(Collected data)
----

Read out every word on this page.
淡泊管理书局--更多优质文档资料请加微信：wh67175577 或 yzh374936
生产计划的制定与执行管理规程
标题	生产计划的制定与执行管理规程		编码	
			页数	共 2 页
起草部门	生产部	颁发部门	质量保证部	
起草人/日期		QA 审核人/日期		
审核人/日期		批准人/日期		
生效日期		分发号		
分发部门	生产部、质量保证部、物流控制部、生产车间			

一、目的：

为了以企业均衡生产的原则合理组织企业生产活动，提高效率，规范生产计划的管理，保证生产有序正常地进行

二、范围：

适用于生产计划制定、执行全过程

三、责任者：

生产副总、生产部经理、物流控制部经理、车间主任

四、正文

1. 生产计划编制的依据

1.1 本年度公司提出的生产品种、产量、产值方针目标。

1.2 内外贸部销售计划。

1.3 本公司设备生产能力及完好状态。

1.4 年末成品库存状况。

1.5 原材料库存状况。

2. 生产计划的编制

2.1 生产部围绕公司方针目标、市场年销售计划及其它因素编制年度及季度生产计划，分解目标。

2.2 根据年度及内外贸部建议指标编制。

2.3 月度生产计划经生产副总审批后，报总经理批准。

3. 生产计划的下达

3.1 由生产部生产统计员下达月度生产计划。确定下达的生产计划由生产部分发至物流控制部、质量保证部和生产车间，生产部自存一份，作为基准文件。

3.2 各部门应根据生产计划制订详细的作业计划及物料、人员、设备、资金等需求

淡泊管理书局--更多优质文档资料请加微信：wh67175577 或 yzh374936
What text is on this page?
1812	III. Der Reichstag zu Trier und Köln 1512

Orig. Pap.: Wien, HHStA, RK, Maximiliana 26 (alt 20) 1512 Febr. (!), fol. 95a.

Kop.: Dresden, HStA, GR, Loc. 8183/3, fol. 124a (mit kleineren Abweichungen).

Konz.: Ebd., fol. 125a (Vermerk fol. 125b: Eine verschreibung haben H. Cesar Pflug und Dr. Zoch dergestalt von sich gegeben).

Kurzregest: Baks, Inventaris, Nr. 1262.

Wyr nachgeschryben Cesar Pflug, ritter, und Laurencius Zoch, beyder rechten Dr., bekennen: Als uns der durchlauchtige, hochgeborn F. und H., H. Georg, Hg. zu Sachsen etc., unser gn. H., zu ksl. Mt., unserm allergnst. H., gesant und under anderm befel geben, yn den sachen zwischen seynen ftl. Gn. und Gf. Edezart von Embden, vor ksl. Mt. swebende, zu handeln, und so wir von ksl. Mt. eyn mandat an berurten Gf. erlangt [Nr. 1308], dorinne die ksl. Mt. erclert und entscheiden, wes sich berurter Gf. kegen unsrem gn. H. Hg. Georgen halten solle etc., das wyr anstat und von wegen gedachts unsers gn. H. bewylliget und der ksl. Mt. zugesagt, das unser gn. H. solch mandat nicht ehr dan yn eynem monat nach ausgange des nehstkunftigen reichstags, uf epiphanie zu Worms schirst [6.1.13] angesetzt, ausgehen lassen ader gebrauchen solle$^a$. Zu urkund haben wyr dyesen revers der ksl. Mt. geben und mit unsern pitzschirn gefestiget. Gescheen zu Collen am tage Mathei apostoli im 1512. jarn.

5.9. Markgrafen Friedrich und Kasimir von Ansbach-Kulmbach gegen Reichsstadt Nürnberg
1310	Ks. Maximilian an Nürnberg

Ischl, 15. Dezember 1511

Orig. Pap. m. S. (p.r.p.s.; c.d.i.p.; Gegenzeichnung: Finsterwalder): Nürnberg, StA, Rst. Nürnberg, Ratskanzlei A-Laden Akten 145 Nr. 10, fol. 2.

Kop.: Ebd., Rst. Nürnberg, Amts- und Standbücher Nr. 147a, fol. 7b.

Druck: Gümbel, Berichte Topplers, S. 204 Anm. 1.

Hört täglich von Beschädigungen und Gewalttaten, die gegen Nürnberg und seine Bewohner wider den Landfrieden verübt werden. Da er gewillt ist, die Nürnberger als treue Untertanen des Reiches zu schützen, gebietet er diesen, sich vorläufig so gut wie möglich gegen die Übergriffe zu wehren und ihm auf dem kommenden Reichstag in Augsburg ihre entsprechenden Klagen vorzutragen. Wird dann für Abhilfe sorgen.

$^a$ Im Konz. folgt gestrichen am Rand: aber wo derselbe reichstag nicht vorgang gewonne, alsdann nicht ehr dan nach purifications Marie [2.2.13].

----

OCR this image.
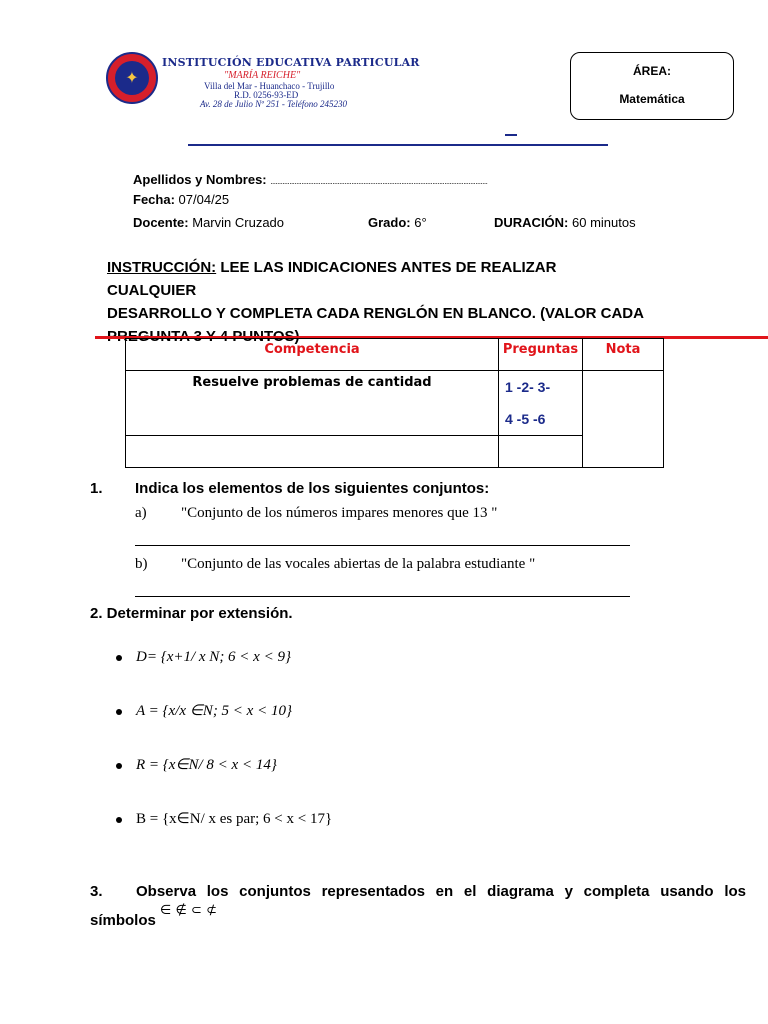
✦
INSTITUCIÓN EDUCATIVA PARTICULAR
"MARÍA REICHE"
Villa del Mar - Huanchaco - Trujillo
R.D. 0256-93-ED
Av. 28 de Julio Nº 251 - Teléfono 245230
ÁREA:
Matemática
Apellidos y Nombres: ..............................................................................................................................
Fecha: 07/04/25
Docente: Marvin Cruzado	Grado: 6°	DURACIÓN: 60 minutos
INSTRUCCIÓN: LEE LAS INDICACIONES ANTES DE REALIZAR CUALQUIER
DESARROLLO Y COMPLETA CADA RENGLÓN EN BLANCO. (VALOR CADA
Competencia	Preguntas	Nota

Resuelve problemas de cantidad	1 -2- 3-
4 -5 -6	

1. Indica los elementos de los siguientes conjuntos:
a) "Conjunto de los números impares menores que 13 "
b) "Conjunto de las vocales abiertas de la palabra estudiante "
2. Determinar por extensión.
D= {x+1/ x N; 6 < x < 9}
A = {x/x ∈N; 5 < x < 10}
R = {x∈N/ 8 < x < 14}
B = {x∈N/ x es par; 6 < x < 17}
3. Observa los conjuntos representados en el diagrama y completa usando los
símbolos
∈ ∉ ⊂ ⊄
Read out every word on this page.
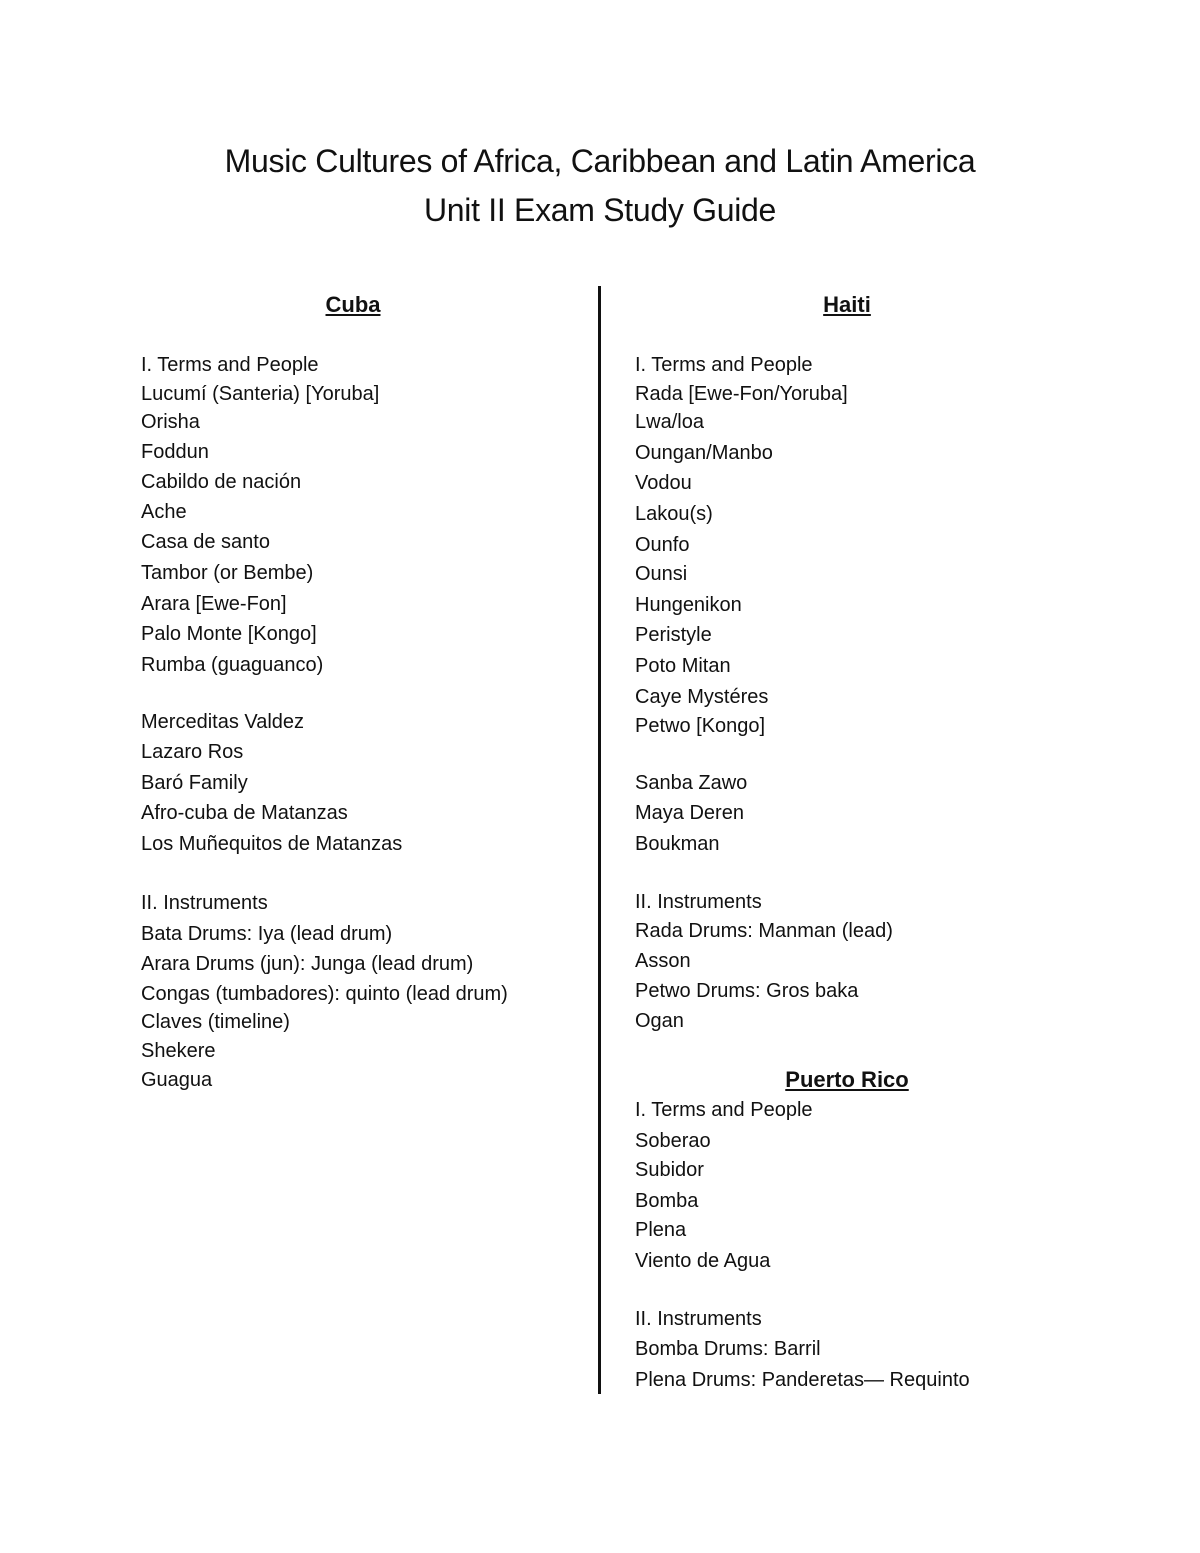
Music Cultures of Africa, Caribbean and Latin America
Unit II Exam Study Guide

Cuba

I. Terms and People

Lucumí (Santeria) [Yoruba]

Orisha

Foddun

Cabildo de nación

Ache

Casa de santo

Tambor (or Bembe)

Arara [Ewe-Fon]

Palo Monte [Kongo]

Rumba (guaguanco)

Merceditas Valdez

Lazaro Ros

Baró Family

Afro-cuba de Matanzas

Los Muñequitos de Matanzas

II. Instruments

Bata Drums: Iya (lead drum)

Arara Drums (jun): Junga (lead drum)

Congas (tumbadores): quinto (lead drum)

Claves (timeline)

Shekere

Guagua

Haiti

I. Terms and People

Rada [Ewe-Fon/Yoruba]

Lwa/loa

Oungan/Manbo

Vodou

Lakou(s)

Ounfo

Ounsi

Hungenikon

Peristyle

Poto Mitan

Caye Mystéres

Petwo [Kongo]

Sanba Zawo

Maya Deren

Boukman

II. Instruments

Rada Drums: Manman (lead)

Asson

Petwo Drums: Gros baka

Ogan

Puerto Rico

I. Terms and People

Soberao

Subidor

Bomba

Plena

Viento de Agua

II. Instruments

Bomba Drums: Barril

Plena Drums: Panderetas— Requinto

----

**Stated goal:**
Extract each line from the entries above that contains the string "conjuntos".

**Finished answer:**
1. Indica los elementos de los siguientes conjuntos:
3. Observa los conjuntos representados en el diagrama y completa usando los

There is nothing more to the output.